YOUR GOAL. Your task is to filter the data below down to the lines holding "color".

MATERIAL SHOWN.
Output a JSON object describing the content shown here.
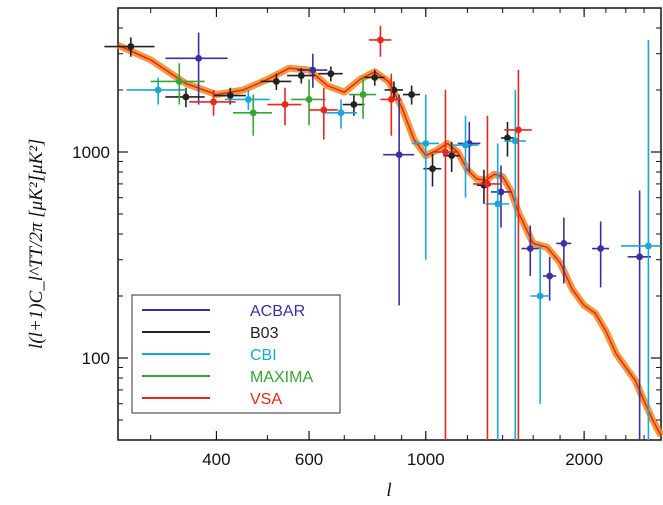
{
  "chart_data": {
    "type": "scatter",
    "title": "",
    "xlabel": "l",
    "ylabel": "l(l+1)C_l^TT/2π  [μK²]",
    "xscale": "log",
    "yscale": "log",
    "xlim": [
      260,
      2800
    ],
    "ylim": [
      40,
      5000
    ],
    "xticks": [
      400,
      600,
      1000,
      2000
    ],
    "xtick_labels": [
      "400",
      "600",
      "1000",
      "2000"
    ],
    "yticks": [
      100,
      1000
    ],
    "ytick_labels": [
      "100",
      "1000"
    ],
    "y_unit_label": "[μK²]",
    "grid": false,
    "legend_position": "bottom-left",
    "legend": [
      {
        "name": "ACBAR",
        "color": "#3b2fa0"
      },
      {
        "name": "B03",
        "color": "#222222"
      },
      {
        "name": "CBI",
        "color": "#1aa6d9"
      },
      {
        "name": "MAXIMA",
        "color": "#3aa335"
      },
      {
        "name": "VSA",
        "color": "#e8261e"
      }
    ],
    "model_curve": {
      "color": "#f08a1c",
      "points": [
        [
          260,
          3300
        ],
        [
          300,
          2800
        ],
        [
          350,
          2150
        ],
        [
          400,
          1900
        ],
        [
          450,
          2000
        ],
        [
          500,
          2250
        ],
        [
          550,
          2550
        ],
        [
          600,
          2500
        ],
        [
          650,
          2100
        ],
        [
          700,
          1950
        ],
        [
          750,
          2250
        ],
        [
          800,
          2450
        ],
        [
          850,
          2200
        ],
        [
          900,
          1650
        ],
        [
          950,
          1150
        ],
        [
          1000,
          960
        ],
        [
          1050,
          1020
        ],
        [
          1100,
          1100
        ],
        [
          1150,
          1000
        ],
        [
          1200,
          820
        ],
        [
          1250,
          740
        ],
        [
          1300,
          730
        ],
        [
          1350,
          780
        ],
        [
          1400,
          760
        ],
        [
          1450,
          650
        ],
        [
          1500,
          510
        ],
        [
          1600,
          360
        ],
        [
          1700,
          345
        ],
        [
          1800,
          290
        ],
        [
          1900,
          215
        ],
        [
          2000,
          180
        ],
        [
          2100,
          165
        ],
        [
          2200,
          135
        ],
        [
          2300,
          105
        ],
        [
          2400,
          90
        ],
        [
          2500,
          78
        ],
        [
          2600,
          62
        ],
        [
          2700,
          50
        ],
        [
          2800,
          42
        ]
      ]
    },
    "series": [
      {
        "name": "ACBAR",
        "color": "#3b2fa0",
        "points": [
          {
            "x": 370,
            "y": 2850,
            "xerr": 50,
            "yl": 1700,
            "yh": 3800
          },
          {
            "x": 610,
            "y": 2500,
            "xerr": 40,
            "yl": 2050,
            "yh": 3000
          },
          {
            "x": 890,
            "y": 970,
            "xerr": 60,
            "yl": 180,
            "yh": 1900
          },
          {
            "x": 1210,
            "y": 1100,
            "xerr": 60,
            "yl": 800,
            "yh": 1400
          },
          {
            "x": 1390,
            "y": 640,
            "xerr": 60,
            "yl": 430,
            "yh": 860
          },
          {
            "x": 1580,
            "y": 340,
            "xerr": 60,
            "yl": 250,
            "yh": 440
          },
          {
            "x": 1720,
            "y": 250,
            "xerr": 50,
            "yl": 190,
            "yh": 310
          },
          {
            "x": 1830,
            "y": 360,
            "xerr": 60,
            "yl": 230,
            "yh": 480
          },
          {
            "x": 2150,
            "y": 340,
            "xerr": 80,
            "yl": 220,
            "yh": 460
          },
          {
            "x": 2550,
            "y": 310,
            "xerr": 130,
            "yl": 40,
            "yh": 650
          }
        ]
      },
      {
        "name": "B03",
        "color": "#222222",
        "points": [
          {
            "x": 275,
            "y": 3250,
            "xerr": 30,
            "yl": 2900,
            "yh": 3600
          },
          {
            "x": 350,
            "y": 1850,
            "xerr": 30,
            "yl": 1650,
            "yh": 2050
          },
          {
            "x": 425,
            "y": 1880,
            "xerr": 30,
            "yl": 1700,
            "yh": 2050
          },
          {
            "x": 520,
            "y": 2200,
            "xerr": 35,
            "yl": 2000,
            "yh": 2400
          },
          {
            "x": 580,
            "y": 2350,
            "xerr": 35,
            "yl": 2150,
            "yh": 2550
          },
          {
            "x": 660,
            "y": 2400,
            "xerr": 35,
            "yl": 2200,
            "yh": 2600
          },
          {
            "x": 730,
            "y": 1700,
            "xerr": 35,
            "yl": 1500,
            "yh": 1900
          },
          {
            "x": 800,
            "y": 2300,
            "xerr": 35,
            "yl": 2100,
            "yh": 2500
          },
          {
            "x": 870,
            "y": 2000,
            "xerr": 35,
            "yl": 1800,
            "yh": 2200
          },
          {
            "x": 940,
            "y": 1900,
            "xerr": 35,
            "yl": 1700,
            "yh": 2100
          },
          {
            "x": 1030,
            "y": 830,
            "xerr": 40,
            "yl": 680,
            "yh": 980
          },
          {
            "x": 1120,
            "y": 960,
            "xerr": 40,
            "yl": 800,
            "yh": 1120
          },
          {
            "x": 1290,
            "y": 690,
            "xerr": 40,
            "yl": 560,
            "yh": 820
          },
          {
            "x": 1430,
            "y": 1170,
            "xerr": 40,
            "yl": 950,
            "yh": 1400
          }
        ]
      },
      {
        "name": "CBI",
        "color": "#1aa6d9",
        "points": [
          {
            "x": 310,
            "y": 2000,
            "xerr": 40,
            "yl": 1700,
            "yh": 2300
          },
          {
            "x": 460,
            "y": 1800,
            "xerr": 45,
            "yl": 1600,
            "yh": 2000
          },
          {
            "x": 690,
            "y": 1550,
            "xerr": 50,
            "yl": 1300,
            "yh": 1800
          },
          {
            "x": 1000,
            "y": 1100,
            "xerr": 60,
            "yl": 300,
            "yh": 1900
          },
          {
            "x": 1190,
            "y": 1080,
            "xerr": 70,
            "yl": 600,
            "yh": 1500
          },
          {
            "x": 1370,
            "y": 560,
            "xerr": 70,
            "yl": 40,
            "yh": 1100
          },
          {
            "x": 1480,
            "y": 1130,
            "xerr": 70,
            "yl": 40,
            "yh": 2000
          },
          {
            "x": 1650,
            "y": 200,
            "xerr": 70,
            "yl": 60,
            "yh": 350
          },
          {
            "x": 2650,
            "y": 350,
            "xerr": 300,
            "yl": 40,
            "yh": 3500
          }
        ]
      },
      {
        "name": "MAXIMA",
        "color": "#3aa335",
        "points": [
          {
            "x": 340,
            "y": 2200,
            "xerr": 40,
            "yl": 1700,
            "yh": 2700
          },
          {
            "x": 470,
            "y": 1550,
            "xerr": 40,
            "yl": 1200,
            "yh": 1900
          },
          {
            "x": 600,
            "y": 1800,
            "xerr": 45,
            "yl": 1350,
            "yh": 2250
          },
          {
            "x": 760,
            "y": 1900,
            "xerr": 45,
            "yl": 1450,
            "yh": 2350
          }
        ]
      },
      {
        "name": "VSA",
        "color": "#e8261e",
        "points": [
          {
            "x": 395,
            "y": 1750,
            "xerr": 40,
            "yl": 1500,
            "yh": 2000
          },
          {
            "x": 540,
            "y": 1700,
            "xerr": 40,
            "yl": 1350,
            "yh": 2050
          },
          {
            "x": 640,
            "y": 1600,
            "xerr": 40,
            "yl": 1150,
            "yh": 2050
          },
          {
            "x": 820,
            "y": 3500,
            "xerr": 40,
            "yl": 2900,
            "yh": 4100
          },
          {
            "x": 860,
            "y": 1800,
            "xerr": 40,
            "yl": 1200,
            "yh": 2400
          },
          {
            "x": 1090,
            "y": 1000,
            "xerr": 60,
            "yl": 40,
            "yh": 2000
          },
          {
            "x": 1310,
            "y": 700,
            "xerr": 80,
            "yl": 40,
            "yh": 1500
          },
          {
            "x": 1500,
            "y": 1280,
            "xerr": 90,
            "yl": 40,
            "yh": 2500
          }
        ]
      }
    ]
  }
}
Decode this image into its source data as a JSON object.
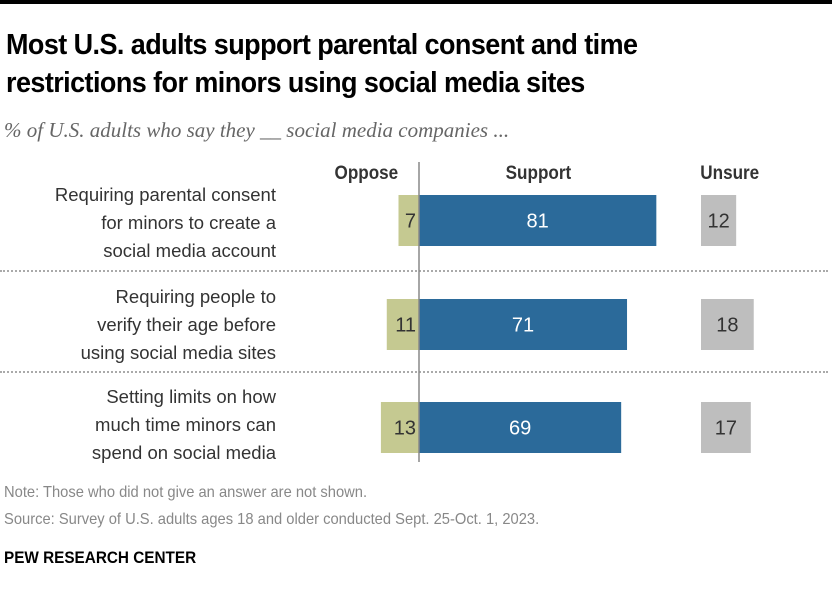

COMPLETE OUTPUT.
        "color": "#3b2fa0"
        "color": "#222222"
        "color": "#1aa6d9"
        "color": "#3aa335"
        "color": "#e8261e"
      "color": "#f08a1c",
        "color": "#3b2fa0",
        "color": "#222222",
        "color": "#1aa6d9",
        "color": "#3aa335",
        "color": "#e8261e",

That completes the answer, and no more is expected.